= PROBLEM DESCRIPTION =
Output only the count of lines that contain "شماره".

## Start ENTRIES

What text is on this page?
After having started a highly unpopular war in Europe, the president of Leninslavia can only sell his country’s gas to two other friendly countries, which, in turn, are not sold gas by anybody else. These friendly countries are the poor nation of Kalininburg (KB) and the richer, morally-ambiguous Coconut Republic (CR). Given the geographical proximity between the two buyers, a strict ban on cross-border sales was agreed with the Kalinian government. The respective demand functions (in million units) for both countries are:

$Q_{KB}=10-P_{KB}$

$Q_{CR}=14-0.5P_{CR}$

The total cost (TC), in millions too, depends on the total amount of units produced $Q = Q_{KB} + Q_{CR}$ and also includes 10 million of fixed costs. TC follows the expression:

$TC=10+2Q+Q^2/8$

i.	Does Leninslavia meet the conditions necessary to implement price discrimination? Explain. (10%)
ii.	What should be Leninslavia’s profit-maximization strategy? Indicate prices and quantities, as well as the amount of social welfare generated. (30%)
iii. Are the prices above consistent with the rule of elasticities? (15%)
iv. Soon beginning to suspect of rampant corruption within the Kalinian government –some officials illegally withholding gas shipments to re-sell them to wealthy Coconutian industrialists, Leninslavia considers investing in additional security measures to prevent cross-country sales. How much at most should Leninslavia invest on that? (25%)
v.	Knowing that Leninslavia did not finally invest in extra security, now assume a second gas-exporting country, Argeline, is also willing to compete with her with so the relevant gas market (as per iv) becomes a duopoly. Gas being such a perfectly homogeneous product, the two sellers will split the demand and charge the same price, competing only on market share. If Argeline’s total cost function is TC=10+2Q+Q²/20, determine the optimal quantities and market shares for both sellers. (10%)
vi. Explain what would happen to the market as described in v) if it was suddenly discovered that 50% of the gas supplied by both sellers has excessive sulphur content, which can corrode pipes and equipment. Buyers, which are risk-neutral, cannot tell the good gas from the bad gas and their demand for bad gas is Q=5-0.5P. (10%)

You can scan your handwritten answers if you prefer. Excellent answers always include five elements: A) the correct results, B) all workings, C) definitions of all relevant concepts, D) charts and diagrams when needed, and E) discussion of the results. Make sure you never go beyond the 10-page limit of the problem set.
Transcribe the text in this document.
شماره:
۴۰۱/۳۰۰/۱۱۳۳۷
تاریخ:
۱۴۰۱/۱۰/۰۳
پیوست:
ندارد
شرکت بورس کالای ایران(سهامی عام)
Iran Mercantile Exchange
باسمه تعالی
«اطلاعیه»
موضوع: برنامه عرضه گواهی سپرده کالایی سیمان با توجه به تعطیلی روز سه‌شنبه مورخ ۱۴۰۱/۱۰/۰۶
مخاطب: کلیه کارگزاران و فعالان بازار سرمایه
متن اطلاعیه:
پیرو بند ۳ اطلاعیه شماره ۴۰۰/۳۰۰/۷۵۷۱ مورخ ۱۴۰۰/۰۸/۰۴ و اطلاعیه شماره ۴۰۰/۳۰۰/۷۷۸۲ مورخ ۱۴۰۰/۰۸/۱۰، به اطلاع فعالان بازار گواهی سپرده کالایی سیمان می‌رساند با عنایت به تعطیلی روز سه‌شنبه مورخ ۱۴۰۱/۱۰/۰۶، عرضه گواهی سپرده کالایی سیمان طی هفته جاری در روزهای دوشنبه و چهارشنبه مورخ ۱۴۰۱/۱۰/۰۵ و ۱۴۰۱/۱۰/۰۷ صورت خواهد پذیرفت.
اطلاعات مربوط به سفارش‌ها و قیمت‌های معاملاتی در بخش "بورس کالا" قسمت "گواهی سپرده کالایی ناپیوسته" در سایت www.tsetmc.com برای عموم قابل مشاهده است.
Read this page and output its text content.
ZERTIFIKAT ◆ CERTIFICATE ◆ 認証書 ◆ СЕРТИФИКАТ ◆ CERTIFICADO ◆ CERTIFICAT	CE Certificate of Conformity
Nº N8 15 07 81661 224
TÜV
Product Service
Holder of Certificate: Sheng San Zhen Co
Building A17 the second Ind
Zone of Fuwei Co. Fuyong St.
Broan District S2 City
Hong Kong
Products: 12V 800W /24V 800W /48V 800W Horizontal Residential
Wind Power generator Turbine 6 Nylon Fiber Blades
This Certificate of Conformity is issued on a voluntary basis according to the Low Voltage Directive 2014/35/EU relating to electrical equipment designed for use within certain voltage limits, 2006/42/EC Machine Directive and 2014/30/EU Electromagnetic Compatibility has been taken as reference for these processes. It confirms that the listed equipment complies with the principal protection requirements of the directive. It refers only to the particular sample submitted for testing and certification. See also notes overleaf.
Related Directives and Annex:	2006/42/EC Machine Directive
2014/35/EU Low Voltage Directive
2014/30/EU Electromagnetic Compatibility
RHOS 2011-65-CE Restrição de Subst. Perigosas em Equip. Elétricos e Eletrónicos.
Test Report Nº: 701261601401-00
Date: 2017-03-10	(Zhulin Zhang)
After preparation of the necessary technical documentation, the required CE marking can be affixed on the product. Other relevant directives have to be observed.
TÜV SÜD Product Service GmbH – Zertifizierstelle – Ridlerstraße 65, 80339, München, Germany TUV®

## End ENTRIES

= ANSWER =
2